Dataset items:
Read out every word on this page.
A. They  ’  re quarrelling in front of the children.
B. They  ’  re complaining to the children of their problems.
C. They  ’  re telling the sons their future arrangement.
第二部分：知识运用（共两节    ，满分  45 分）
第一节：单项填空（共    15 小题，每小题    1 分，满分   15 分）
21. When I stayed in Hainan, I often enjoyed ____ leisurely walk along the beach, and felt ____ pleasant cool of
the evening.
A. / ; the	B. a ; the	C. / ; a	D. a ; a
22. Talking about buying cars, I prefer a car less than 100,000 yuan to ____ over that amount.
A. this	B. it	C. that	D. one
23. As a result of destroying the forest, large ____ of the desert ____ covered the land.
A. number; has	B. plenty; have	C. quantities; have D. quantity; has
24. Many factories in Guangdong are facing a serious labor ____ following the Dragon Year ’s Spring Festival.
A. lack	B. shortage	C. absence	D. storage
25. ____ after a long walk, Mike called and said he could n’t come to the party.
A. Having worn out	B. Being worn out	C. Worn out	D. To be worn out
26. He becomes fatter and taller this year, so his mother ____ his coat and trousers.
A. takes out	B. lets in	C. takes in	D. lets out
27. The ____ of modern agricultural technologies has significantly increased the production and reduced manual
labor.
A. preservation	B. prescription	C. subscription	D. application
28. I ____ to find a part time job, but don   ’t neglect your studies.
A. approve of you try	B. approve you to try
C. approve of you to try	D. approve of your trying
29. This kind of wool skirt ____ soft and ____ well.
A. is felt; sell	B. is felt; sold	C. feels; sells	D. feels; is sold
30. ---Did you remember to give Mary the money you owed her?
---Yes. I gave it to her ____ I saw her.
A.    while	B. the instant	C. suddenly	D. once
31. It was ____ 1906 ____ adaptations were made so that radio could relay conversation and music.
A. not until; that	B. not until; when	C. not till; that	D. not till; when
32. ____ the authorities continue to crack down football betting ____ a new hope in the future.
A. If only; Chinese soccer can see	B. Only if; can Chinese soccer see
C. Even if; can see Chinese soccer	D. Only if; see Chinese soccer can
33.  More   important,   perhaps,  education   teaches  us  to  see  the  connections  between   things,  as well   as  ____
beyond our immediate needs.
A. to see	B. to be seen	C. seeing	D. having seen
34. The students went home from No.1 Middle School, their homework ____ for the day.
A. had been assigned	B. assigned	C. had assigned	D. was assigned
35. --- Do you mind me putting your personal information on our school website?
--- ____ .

Exercise requirements: All of the entries must be written out exactly as they stand.

Written solution:
Read out every word on this page.
A. They  ’  re quarrelling in front of the children.
B. They  ’  re complaining to the children of their problems.
C. They  ’  re telling the sons their future arrangement.
第二部分：知识运用（共两节    ，满分  45 分）
第一节：单项填空（共    15 小题，每小题    1 分，满分   15 分）
21. When I stayed in Hainan, I often enjoyed ____ leisurely walk along the beach, and felt ____ pleasant cool of
the evening.
A. / ; the	B. a ; the	C. / ; a	D. a ; a
22. Talking about buying cars, I prefer a car less than 100,000 yuan to ____ over that amount.
A. this	B. it	C. that	D. one
23. As a result of destroying the forest, large ____ of the desert ____ covered the land.
A. number; has	B. plenty; have	C. quantities; have D. quantity; has
24. Many factories in Guangdong are facing a serious labor ____ following the Dragon Year ’s Spring Festival.
A. lack	B. shortage	C. absence	D. storage
25. ____ after a long walk, Mike called and said he could n’t come to the party.
A. Having worn out	B. Being worn out	C. Worn out	D. To be worn out
26. He becomes fatter and taller this year, so his mother ____ his coat and trousers.
A. takes out	B. lets in	C. takes in	D. lets out
27. The ____ of modern agricultural technologies has significantly increased the production and reduced manual
labor.
A. preservation	B. prescription	C. subscription	D. application
28. I ____ to find a part time job, but don   ’t neglect your studies.
A. approve of you try	B. approve you to try
C. approve of you to try	D. approve of your trying
29. This kind of wool skirt ____ soft and ____ well.
A. is felt; sell	B. is felt; sold	C. feels; sells	D. feels; is sold
30. ---Did you remember to give Mary the money you owed her?
---Yes. I gave it to her ____ I saw her.
A.    while	B. the instant	C. suddenly	D. once
31. It was ____ 1906 ____ adaptations were made so that radio could relay conversation and music.
A. not until; that	B. not until; when	C. not till; that	D. not till; when
32. ____ the authorities continue to crack down football betting ____ a new hope in the future.
A. If only; Chinese soccer can see	B. Only if; can Chinese soccer see
C. Even if; can see Chinese soccer	D. Only if; see Chinese soccer can
33.  More   important,   perhaps,  education   teaches  us  to  see  the  connections  between   things,  as well   as  ____
beyond our immediate needs.
A. to see	B. to be seen	C. seeing	D. having seen
34. The students went home from No.1 Middle School, their homework ____ for the day.
A. had been assigned	B. assigned	C. had assigned	D. was assigned
35. --- Do you mind me putting your personal information on our school website?
--- ____ .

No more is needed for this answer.